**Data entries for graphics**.
----------------

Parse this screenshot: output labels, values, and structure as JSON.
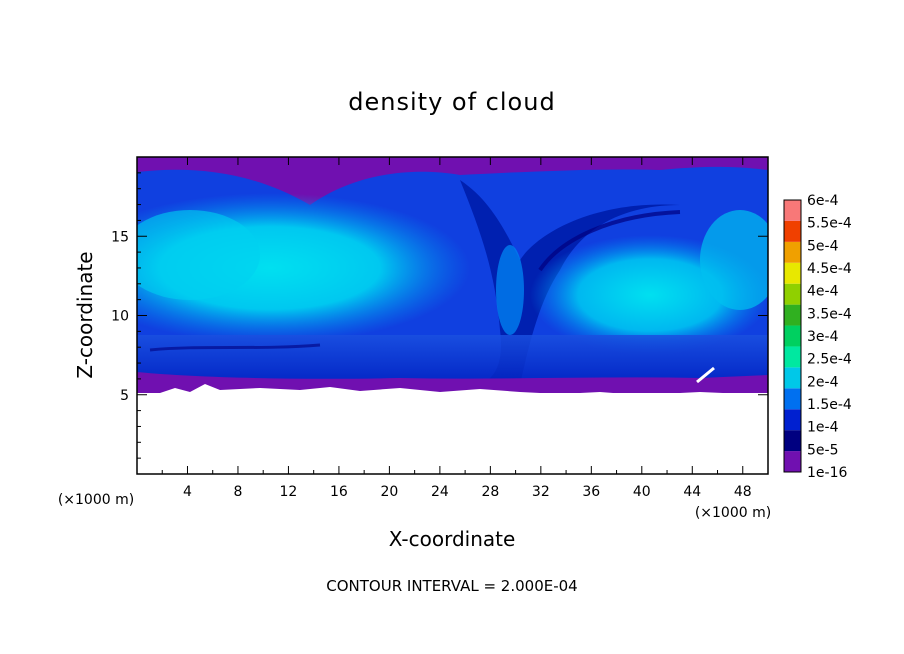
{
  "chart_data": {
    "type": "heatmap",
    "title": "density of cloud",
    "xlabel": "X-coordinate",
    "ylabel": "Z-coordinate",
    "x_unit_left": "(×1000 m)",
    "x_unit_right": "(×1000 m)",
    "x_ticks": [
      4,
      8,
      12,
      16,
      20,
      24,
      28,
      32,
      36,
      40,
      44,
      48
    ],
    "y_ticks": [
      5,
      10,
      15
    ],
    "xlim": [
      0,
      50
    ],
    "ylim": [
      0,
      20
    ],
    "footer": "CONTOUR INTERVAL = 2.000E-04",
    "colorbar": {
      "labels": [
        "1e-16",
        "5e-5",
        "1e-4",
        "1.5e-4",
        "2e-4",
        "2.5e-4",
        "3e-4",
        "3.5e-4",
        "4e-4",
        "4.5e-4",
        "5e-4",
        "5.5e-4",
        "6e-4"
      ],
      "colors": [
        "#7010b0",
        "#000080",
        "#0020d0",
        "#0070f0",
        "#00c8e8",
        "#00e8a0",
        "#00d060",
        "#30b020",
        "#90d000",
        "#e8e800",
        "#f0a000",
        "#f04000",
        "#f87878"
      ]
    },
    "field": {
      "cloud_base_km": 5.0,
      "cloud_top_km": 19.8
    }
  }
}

----------------

**Written task**.
Transcribe the material exactly, and leave out whatever pictures it holds.

**Finished task**.
Parse this screenshot: output labels, values, and structure as JSON.
{
  "chart_data": {
    "type": "heatmap",
    "title": "density of cloud",
    "xlabel": "X-coordinate",
    "ylabel": "Z-coordinate",
    "x_unit_left": "(×1000 m)",
    "x_unit_right": "(×1000 m)",
    "x_ticks": [
      4,
      8,
      12,
      16,
      20,
      24,
      28,
      32,
      36,
      40,
      44,
      48
    ],
    "y_ticks": [
      5,
      10,
      15
    ],
    "xlim": [
      0,
      50
    ],
    "ylim": [
      0,
      20
    ],
    "footer": "CONTOUR INTERVAL = 2.000E-04",
    "colorbar": {
      "labels": [
        "1e-16",
        "5e-5",
        "1e-4",
        "1.5e-4",
        "2e-4",
        "2.5e-4",
        "3e-4",
        "3.5e-4",
        "4e-4",
        "4.5e-4",
        "5e-4",
        "5.5e-4",
        "6e-4"
      ],
      "colors": [
        "#7010b0",
        "#000080",
        "#0020d0",
        "#0070f0",
        "#00c8e8",
        "#00e8a0",
        "#00d060",
        "#30b020",
        "#90d000",
        "#e8e800",
        "#f0a000",
        "#f04000",
        "#f87878"
      ]
    },
    "field": {
      "cloud_base_km": 5.0,
      "cloud_top_km": 19.8
    }
  }
}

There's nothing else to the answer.